━━ Data shown ━━
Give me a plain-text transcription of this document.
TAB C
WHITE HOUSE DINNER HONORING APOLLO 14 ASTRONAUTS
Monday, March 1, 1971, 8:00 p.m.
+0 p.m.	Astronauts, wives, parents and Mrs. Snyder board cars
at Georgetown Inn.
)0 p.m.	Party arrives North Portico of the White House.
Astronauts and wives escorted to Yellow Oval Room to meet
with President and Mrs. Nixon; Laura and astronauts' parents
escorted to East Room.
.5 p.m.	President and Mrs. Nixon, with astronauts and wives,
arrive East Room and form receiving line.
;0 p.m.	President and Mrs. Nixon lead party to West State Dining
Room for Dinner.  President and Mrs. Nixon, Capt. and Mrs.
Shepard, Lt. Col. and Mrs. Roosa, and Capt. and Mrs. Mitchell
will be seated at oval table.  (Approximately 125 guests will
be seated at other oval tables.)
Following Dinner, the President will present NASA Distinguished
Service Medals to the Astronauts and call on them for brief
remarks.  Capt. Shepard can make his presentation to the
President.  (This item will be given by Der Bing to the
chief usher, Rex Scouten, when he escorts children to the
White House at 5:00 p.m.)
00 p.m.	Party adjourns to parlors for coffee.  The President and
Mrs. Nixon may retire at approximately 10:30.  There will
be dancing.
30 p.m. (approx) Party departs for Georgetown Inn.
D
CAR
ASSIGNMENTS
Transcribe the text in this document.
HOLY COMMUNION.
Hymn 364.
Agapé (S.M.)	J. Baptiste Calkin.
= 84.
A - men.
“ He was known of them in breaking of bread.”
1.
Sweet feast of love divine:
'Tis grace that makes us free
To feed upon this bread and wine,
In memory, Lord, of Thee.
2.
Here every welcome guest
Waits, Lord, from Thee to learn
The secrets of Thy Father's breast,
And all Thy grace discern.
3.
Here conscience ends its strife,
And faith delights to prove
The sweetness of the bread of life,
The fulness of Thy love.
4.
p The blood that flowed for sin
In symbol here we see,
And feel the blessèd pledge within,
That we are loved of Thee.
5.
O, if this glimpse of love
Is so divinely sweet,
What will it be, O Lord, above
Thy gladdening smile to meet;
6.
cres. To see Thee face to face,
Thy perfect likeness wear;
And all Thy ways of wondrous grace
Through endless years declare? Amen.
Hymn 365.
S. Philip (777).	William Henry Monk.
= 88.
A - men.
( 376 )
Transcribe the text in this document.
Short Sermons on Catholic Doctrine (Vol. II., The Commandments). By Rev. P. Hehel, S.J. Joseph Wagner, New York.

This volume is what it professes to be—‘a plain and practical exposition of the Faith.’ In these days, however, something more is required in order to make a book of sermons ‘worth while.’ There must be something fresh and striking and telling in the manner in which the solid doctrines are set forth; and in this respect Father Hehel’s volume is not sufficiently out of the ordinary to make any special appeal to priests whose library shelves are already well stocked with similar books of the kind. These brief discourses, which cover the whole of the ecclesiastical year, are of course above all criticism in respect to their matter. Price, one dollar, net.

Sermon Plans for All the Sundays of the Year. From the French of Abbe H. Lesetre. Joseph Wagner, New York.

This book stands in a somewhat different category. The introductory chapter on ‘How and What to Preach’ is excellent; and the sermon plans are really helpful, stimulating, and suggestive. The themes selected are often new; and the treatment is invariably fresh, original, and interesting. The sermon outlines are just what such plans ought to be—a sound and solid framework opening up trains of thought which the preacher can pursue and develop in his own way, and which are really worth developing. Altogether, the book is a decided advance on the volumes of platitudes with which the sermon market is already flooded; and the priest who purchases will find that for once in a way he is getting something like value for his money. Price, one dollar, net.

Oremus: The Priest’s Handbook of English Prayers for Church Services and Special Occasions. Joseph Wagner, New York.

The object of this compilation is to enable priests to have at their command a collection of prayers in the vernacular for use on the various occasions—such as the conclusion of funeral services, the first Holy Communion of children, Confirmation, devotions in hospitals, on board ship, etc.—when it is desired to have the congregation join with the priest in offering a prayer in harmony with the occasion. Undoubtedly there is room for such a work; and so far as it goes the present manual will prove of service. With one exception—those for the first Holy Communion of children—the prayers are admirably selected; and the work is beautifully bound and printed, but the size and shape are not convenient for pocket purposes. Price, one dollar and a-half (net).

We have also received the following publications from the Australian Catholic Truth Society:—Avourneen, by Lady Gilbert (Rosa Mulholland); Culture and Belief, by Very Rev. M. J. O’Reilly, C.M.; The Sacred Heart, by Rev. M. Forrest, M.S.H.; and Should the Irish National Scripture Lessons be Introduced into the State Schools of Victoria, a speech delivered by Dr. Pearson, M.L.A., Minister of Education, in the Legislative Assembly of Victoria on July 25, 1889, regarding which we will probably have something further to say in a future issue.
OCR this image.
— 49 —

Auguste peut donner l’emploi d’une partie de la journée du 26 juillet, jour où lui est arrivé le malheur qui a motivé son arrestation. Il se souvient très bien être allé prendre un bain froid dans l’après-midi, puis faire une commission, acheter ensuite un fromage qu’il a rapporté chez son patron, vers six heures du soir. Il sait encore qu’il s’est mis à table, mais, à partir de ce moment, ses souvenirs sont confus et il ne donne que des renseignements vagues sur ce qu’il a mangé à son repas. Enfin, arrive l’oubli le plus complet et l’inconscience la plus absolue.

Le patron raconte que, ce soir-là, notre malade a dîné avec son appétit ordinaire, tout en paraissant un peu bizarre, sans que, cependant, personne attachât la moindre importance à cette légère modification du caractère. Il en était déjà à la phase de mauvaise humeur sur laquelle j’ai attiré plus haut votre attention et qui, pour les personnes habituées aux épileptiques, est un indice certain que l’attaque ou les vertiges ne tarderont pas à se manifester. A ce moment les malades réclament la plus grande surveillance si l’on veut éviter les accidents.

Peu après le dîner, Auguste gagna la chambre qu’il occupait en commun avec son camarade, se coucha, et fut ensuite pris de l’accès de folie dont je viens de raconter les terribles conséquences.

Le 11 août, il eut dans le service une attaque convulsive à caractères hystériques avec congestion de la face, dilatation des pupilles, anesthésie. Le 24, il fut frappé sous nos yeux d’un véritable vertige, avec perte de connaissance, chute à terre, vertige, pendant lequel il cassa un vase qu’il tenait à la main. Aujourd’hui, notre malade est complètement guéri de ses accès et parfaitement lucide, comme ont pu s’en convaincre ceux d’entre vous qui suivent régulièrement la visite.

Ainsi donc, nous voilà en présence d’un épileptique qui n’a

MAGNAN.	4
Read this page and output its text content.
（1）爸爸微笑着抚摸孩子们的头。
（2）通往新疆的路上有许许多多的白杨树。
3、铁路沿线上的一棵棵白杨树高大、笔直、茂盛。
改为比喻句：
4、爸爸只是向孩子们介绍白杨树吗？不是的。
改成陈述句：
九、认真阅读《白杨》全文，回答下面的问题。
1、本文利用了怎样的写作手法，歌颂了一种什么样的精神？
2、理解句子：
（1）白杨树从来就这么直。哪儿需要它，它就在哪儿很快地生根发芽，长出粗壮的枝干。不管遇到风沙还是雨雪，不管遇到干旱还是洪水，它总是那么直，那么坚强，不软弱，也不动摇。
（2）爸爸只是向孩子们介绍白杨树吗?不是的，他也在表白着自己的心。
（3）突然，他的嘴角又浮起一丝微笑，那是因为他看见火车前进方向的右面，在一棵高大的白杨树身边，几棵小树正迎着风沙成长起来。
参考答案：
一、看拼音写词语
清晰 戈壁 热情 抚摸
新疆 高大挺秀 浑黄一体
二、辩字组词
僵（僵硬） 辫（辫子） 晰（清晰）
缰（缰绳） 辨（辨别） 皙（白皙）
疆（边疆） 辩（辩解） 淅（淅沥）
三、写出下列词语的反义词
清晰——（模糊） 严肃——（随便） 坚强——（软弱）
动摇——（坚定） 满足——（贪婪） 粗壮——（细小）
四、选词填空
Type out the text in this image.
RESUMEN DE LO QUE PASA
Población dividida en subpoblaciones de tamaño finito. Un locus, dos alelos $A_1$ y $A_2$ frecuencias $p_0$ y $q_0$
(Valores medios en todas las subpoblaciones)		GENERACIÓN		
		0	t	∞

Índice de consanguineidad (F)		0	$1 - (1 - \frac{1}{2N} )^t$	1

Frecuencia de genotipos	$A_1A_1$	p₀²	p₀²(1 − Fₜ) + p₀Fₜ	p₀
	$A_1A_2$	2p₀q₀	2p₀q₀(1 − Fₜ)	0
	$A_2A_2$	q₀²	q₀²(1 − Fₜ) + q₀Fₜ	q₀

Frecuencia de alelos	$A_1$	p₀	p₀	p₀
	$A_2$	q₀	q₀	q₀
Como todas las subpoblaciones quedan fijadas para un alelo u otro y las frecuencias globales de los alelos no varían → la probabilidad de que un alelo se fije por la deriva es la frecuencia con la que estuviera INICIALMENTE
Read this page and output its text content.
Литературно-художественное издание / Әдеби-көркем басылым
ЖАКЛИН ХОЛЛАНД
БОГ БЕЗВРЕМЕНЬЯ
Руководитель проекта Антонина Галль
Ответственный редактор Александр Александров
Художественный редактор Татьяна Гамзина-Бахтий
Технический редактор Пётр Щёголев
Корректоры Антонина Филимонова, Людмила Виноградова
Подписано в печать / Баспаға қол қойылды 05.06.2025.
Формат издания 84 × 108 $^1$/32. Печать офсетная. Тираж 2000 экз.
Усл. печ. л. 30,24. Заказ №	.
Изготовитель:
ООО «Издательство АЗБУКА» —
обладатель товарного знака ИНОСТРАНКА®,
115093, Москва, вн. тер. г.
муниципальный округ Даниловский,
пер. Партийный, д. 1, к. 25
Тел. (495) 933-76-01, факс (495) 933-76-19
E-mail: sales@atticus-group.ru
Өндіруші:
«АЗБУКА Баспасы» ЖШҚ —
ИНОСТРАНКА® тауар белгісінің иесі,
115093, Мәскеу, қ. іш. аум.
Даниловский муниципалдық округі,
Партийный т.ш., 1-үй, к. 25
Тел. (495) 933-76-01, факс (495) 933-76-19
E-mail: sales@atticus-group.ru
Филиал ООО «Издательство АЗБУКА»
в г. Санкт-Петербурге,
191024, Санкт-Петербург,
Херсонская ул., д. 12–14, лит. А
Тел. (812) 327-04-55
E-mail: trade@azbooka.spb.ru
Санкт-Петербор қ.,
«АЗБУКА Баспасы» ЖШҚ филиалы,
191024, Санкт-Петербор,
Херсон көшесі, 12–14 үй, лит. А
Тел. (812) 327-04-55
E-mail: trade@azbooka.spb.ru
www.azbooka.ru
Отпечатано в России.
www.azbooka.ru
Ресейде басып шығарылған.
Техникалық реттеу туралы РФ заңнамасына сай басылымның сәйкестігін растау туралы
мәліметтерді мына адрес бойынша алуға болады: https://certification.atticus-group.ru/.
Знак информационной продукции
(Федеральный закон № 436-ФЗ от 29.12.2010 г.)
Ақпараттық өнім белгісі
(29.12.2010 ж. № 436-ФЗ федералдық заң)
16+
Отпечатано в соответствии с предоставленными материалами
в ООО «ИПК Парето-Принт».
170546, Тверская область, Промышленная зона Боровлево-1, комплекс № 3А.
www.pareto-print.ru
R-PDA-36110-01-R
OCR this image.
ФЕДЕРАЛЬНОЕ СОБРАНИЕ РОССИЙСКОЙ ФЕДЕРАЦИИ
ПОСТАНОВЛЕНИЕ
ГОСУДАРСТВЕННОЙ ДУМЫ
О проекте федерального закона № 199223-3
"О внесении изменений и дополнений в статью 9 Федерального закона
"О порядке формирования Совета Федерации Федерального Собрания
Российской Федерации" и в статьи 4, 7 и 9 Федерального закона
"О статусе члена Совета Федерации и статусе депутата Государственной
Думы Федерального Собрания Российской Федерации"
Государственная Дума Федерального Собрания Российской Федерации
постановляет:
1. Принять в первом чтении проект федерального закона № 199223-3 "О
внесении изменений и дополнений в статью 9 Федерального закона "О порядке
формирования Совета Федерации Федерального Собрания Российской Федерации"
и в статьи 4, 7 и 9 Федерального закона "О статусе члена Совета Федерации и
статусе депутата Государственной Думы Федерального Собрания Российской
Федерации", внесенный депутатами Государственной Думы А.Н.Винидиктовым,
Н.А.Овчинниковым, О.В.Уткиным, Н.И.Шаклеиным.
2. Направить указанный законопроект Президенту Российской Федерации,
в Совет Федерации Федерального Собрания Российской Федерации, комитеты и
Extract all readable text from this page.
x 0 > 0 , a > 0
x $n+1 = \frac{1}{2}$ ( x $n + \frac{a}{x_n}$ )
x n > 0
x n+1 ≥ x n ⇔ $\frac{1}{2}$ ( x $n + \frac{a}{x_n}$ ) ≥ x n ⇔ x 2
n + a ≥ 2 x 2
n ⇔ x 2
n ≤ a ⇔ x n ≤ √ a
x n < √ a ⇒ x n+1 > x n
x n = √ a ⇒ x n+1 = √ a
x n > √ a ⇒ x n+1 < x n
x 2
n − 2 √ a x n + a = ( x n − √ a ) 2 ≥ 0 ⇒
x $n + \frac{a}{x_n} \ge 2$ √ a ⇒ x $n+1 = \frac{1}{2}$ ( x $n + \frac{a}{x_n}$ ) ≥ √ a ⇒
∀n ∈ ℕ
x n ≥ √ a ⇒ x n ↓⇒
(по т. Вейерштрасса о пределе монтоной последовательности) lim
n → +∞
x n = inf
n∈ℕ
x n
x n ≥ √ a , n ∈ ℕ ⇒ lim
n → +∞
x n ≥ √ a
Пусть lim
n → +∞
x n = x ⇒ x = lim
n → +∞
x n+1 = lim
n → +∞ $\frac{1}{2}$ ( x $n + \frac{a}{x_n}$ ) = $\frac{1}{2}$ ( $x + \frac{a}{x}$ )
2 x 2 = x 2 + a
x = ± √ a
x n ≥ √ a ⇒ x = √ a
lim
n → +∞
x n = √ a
━━━
Set problem:
Look through the records and gather each line with the word "meet".

The solution:
Astronauts and wives escorted to Yellow Oval Room to meet
Thy gladdening smile to meet;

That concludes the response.